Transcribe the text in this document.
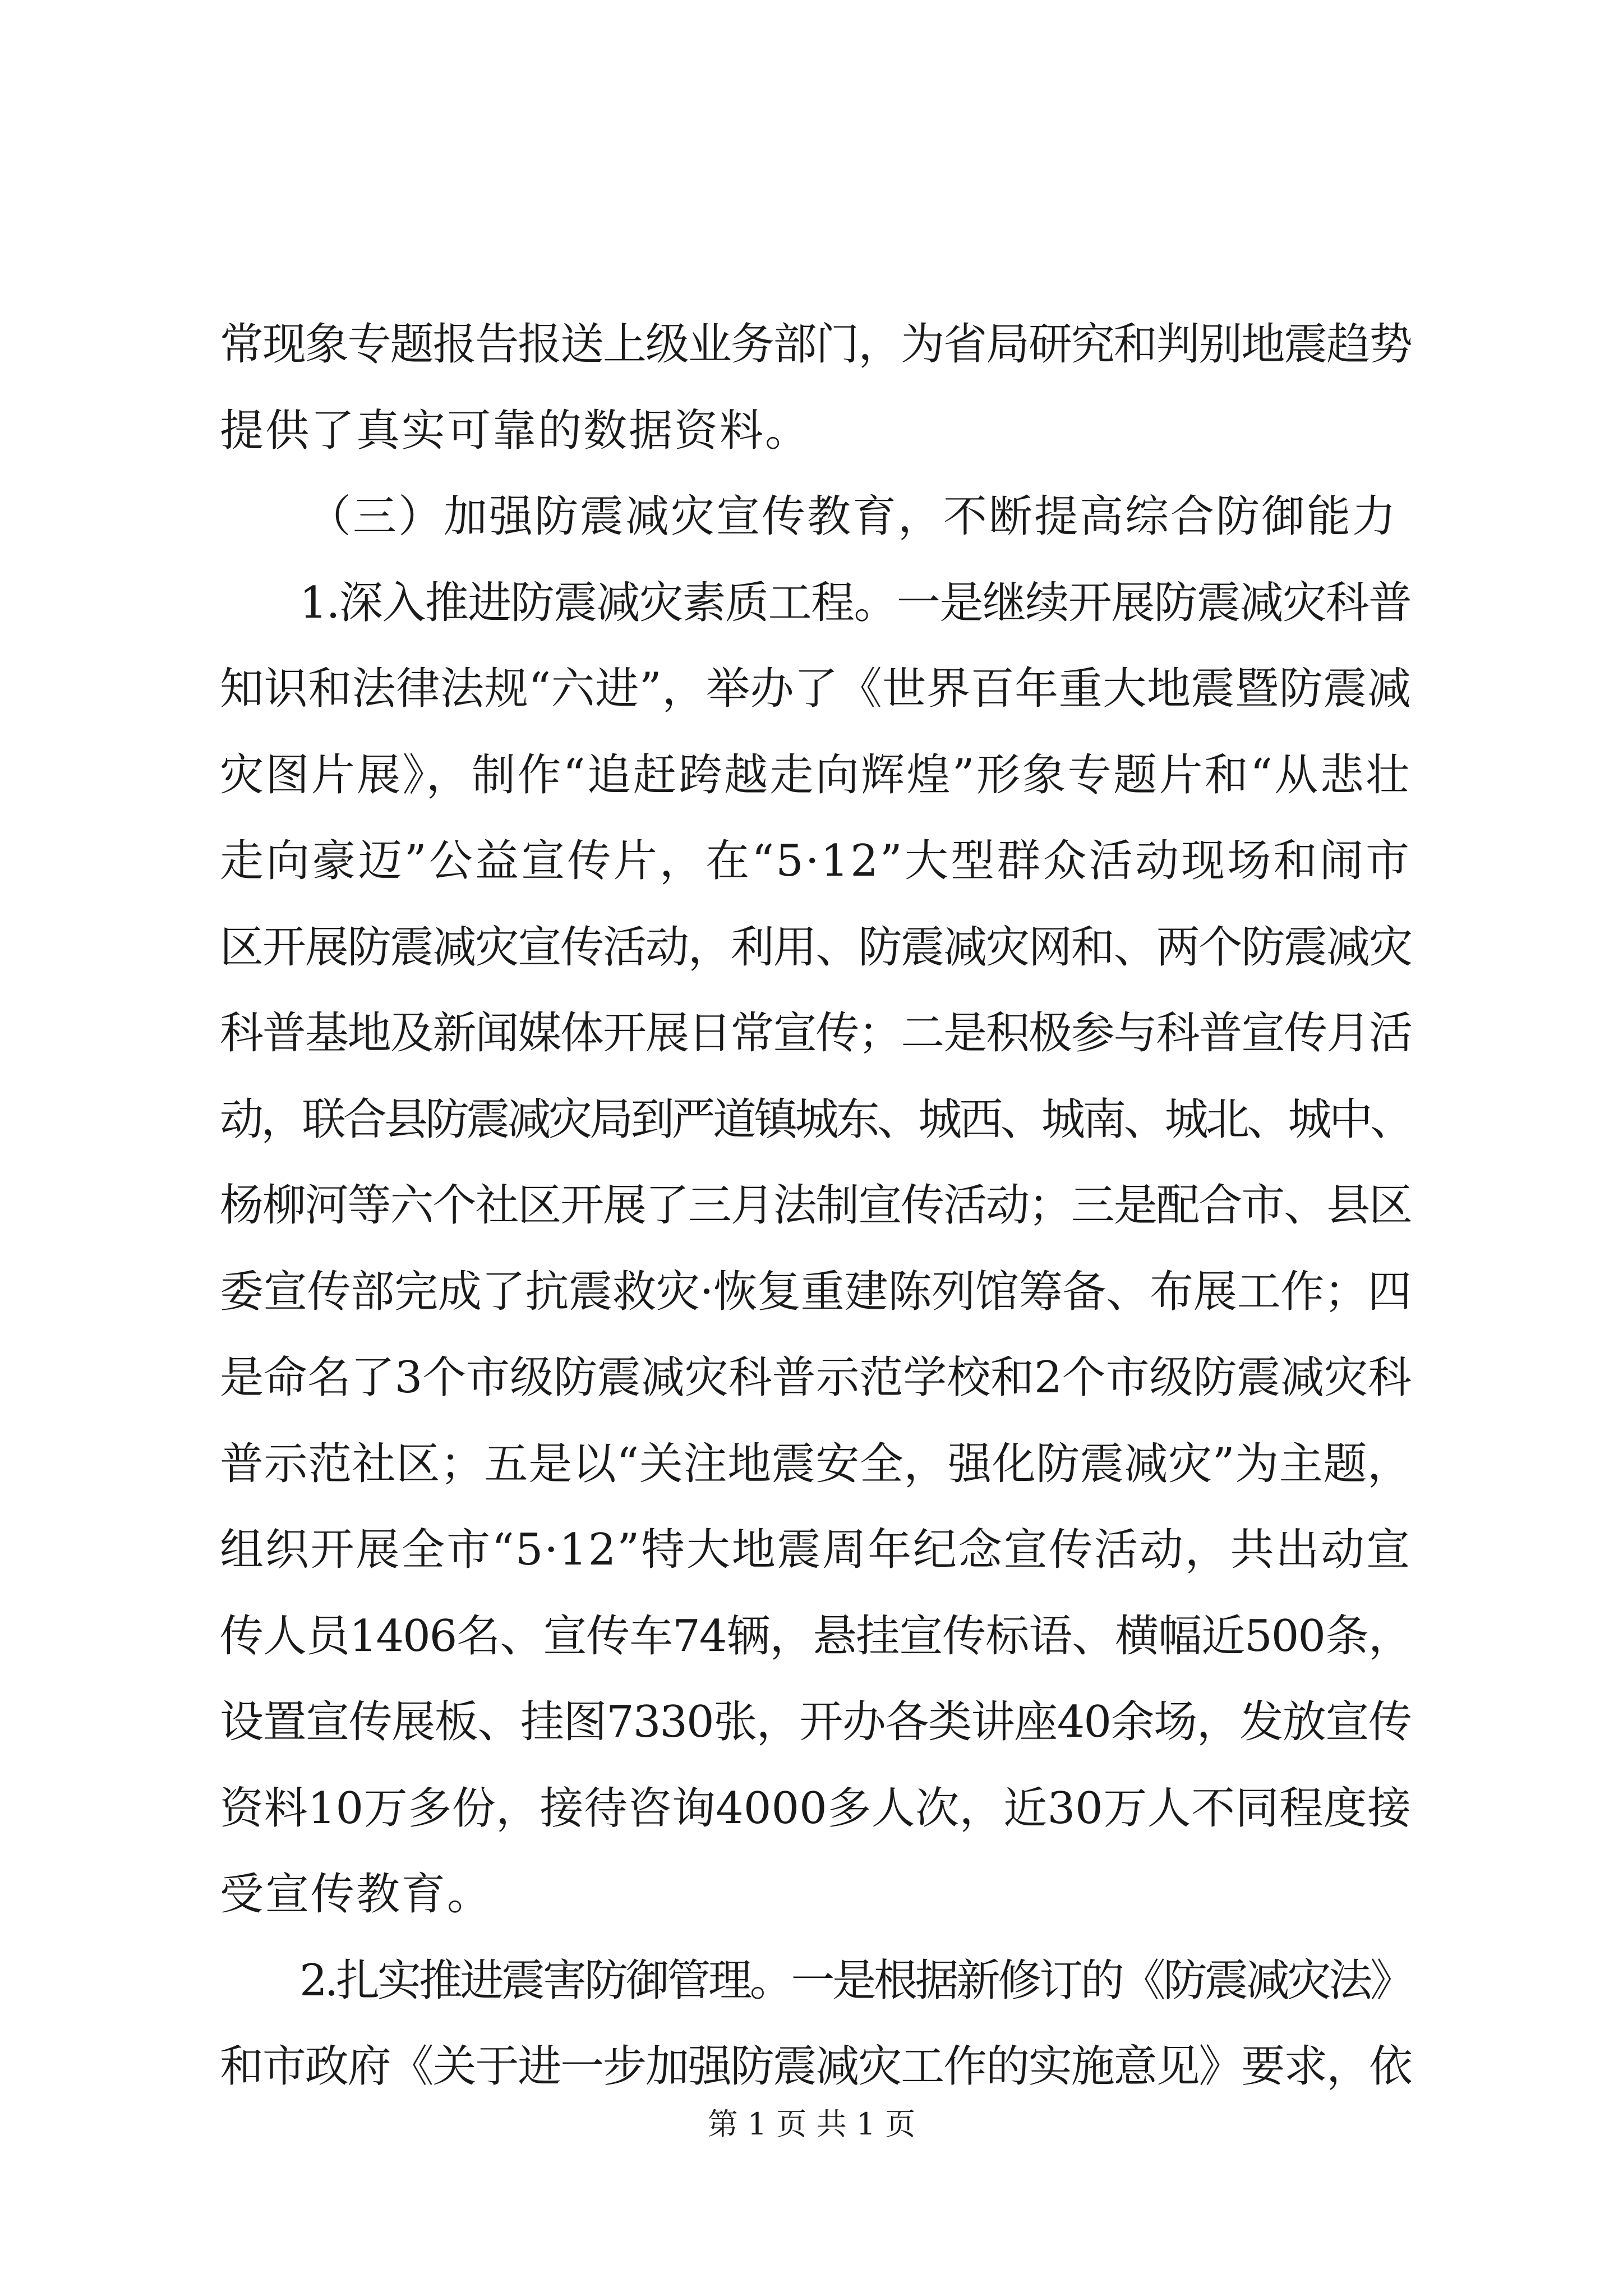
常现象专题报告报送上级业务部门，为省局研究和判别地震趋势
提供了真实可靠的数据资料。
（三）加强防震减灾宣传教育，不断提高综合防御能力
1.深入推进防震减灾素质工程。一是继续开展防震减灾科普
知识和法律法规“六进”，举办了《世界百年重大地震暨防震减
灾图片展》，制作“追赶跨越走向辉煌”形象专题片和“从悲壮
走向豪迈”公益宣传片，在“5·12”大型群众活动现场和闹市
区开展防震减灾宣传活动，利用、防震减灾网和、两个防震减灾
科普基地及新闻媒体开展日常宣传；二是积极参与科普宣传月活
动，联合县防震减灾局到严道镇城东、城西、城南、城北、城中、
杨柳河等六个社区开展了三月法制宣传活动；三是配合市、县区
委宣传部完成了抗震救灾·恢复重建陈列馆筹备、布展工作；四
是命名了3个市级防震减灾科普示范学校和2个市级防震减灾科
普示范社区；五是以“关注地震安全，强化防震减灾”为主题，
组织开展全市“5·12”特大地震周年纪念宣传活动，共出动宣
传人员1406名、宣传车74辆，悬挂宣传标语、横幅近500条，
设置宣传展板、挂图7330张，开办各类讲座40余场，发放宣传
资料10万多份，接待咨询4000多人次，近30万人不同程度接
受宣传教育。
2.扎实推进震害防御管理。一是根据新修订的《防震减灾法》
和市政府《关于进一步加强防震减灾工作的实施意见》要求，依
第 1 页 共 1 页
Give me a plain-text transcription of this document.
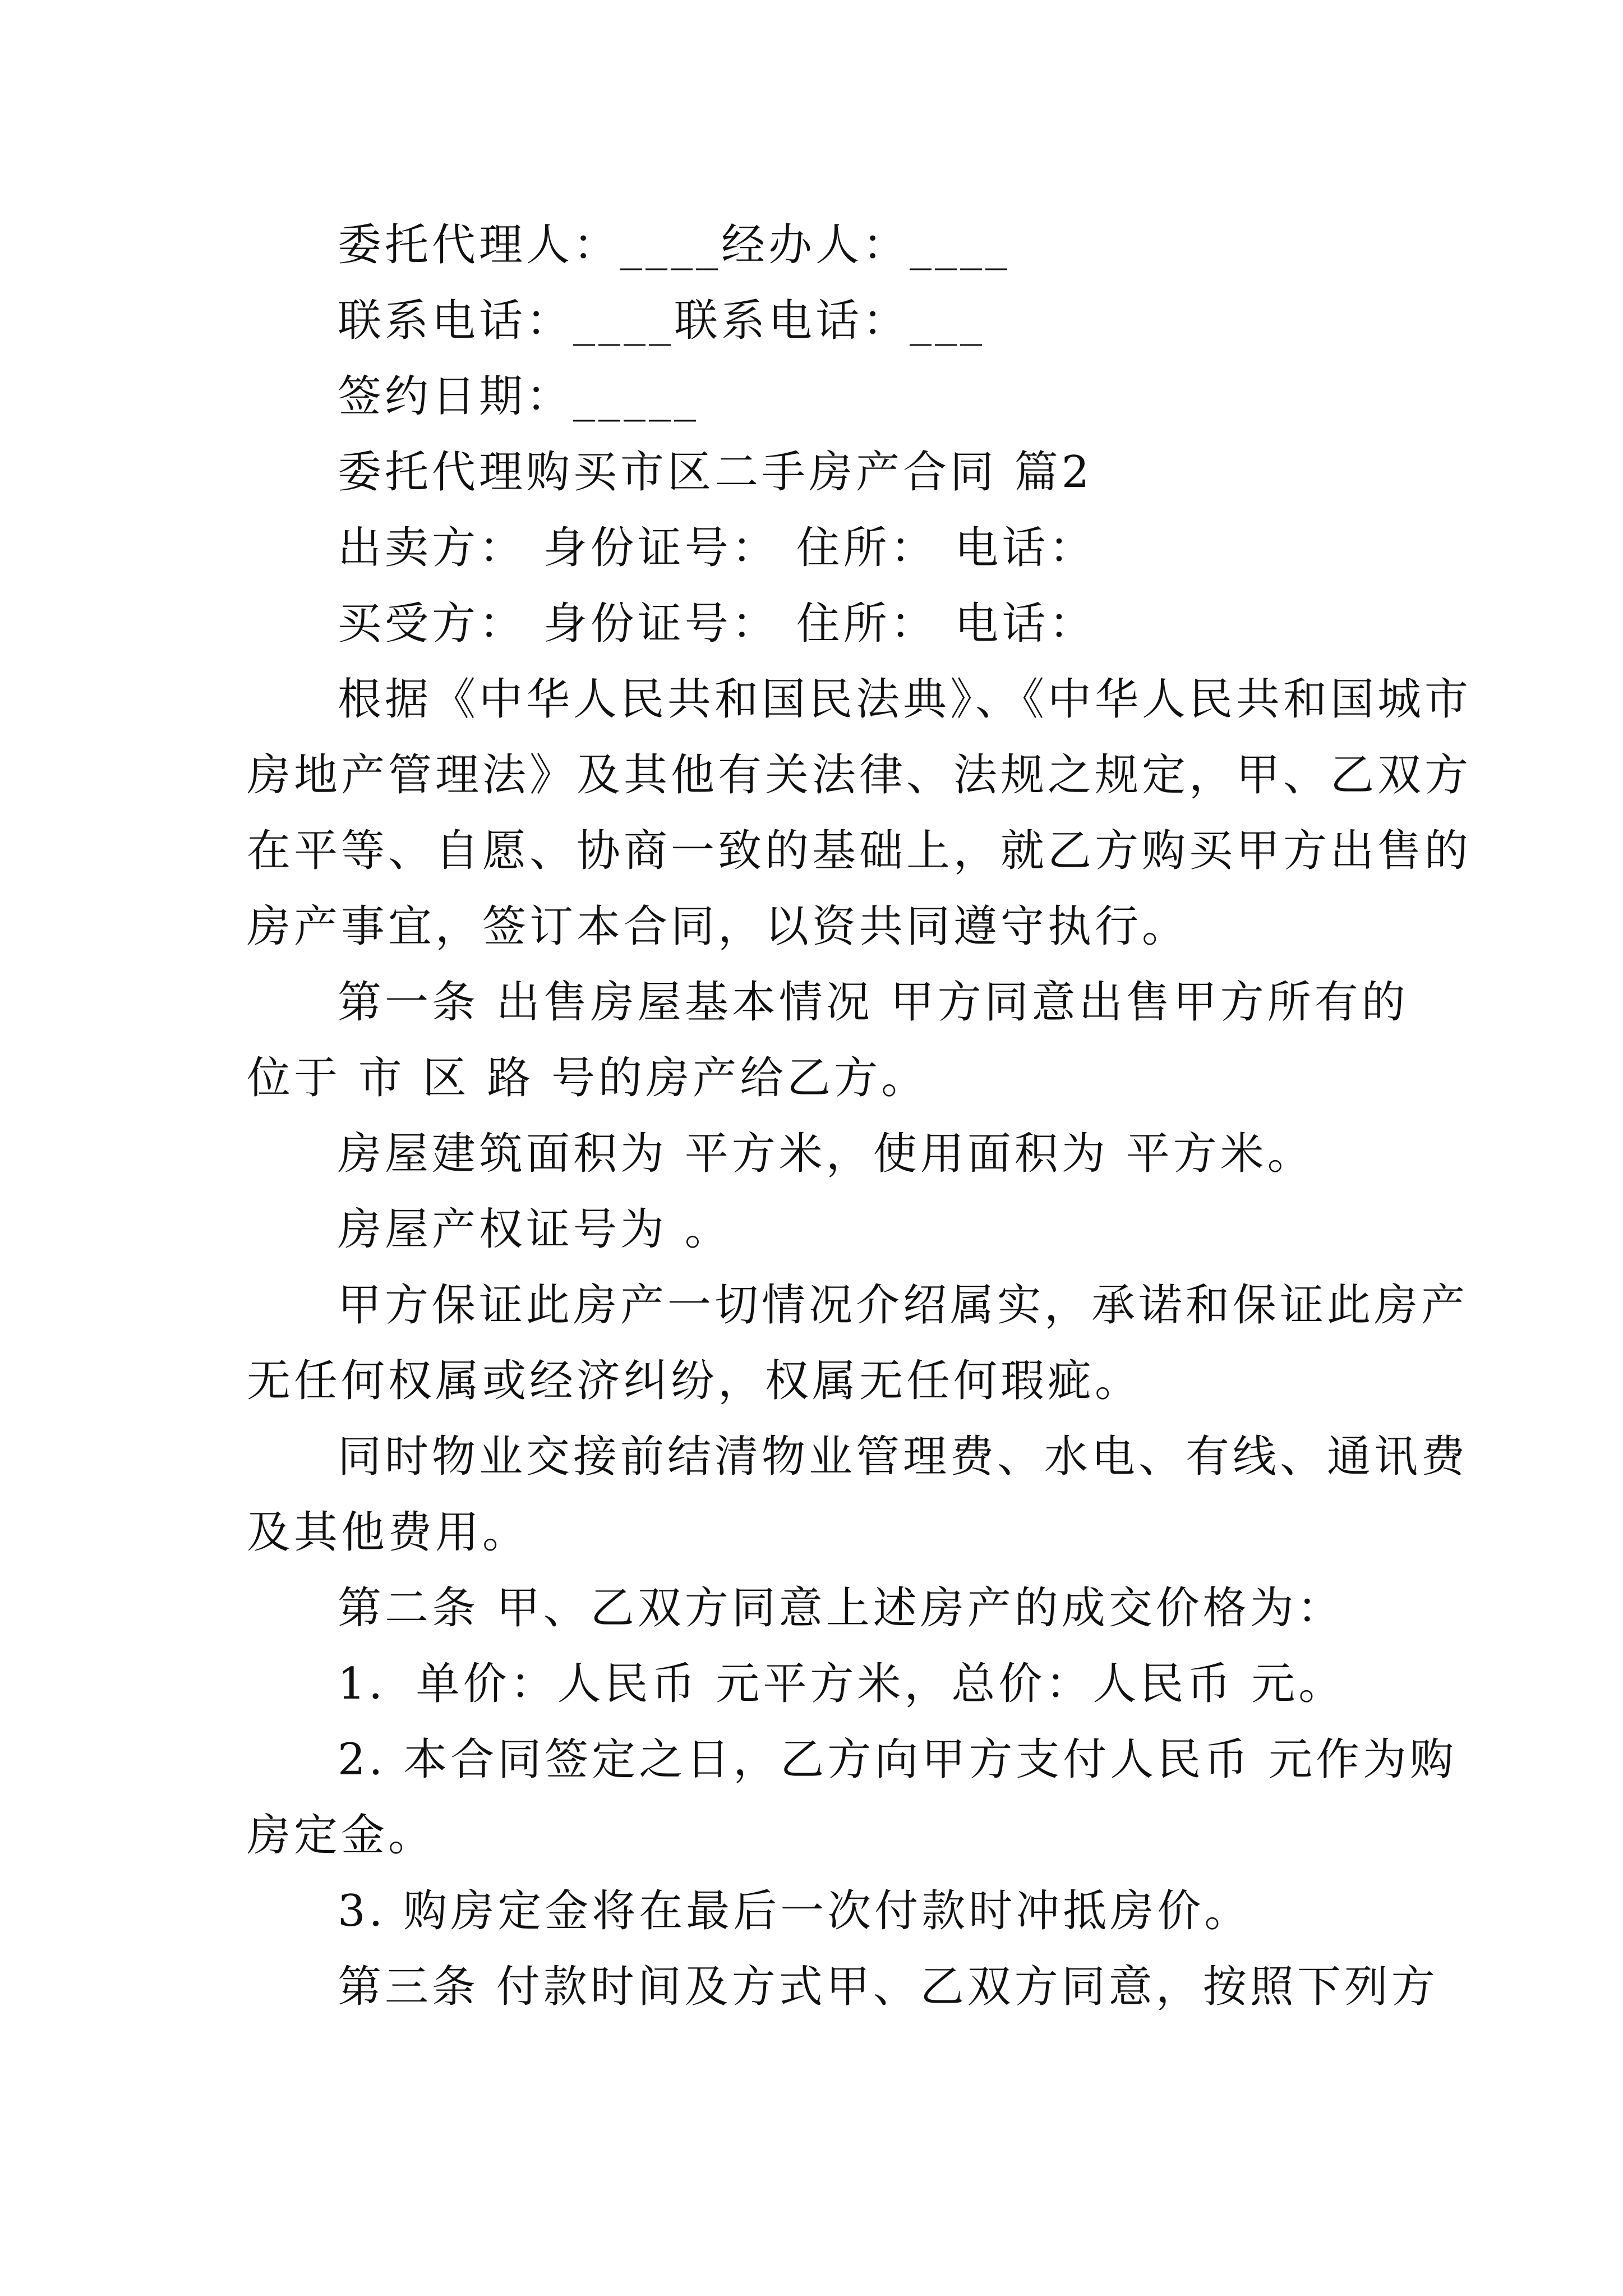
委托代理人：____经办人：____
联系电话：____联系电话：___
签约日期：_____
委托代理购买市区二手房产合同 篇2
出卖方： 身份证号： 住所： 电话：
买受方： 身份证号： 住所： 电话：
根据《中华人民共和国民法典》、《中华人民共和国城市
房地产管理法》及其他有关法律、法规之规定，甲、乙双方
在平等、自愿、协商一致的基础上，就乙方购买甲方出售的
房产事宜，签订本合同，以资共同遵守执行。
第一条 出售房屋基本情况 甲方同意出售甲方所有的
位于 市 区 路 号的房产给乙方。
房屋建筑面积为 平方米，使用面积为 平方米。
房屋产权证号为 。
甲方保证此房产一切情况介绍属实，承诺和保证此房产
无任何权属或经济纠纷，权属无任何瑕疵。
同时物业交接前结清物业管理费、水电、有线、通讯费
及其他费用。
第二条 甲、乙双方同意上述房产的成交价格为：
1．单价：人民币 元平方米，总价：人民币 元。
2. 本合同签定之日，乙方向甲方支付人民币 元作为购
房定金。
3. 购房定金将在最后一次付款时冲抵房价。
第三条 付款时间及方式甲、乙双方同意，按照下列方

********

STATED PROBLEM
Copy out all lines above that include the string "document".

EXERCISE OUTPUT
Transcribe the text in this document.
Give me a plain-text transcription of this document.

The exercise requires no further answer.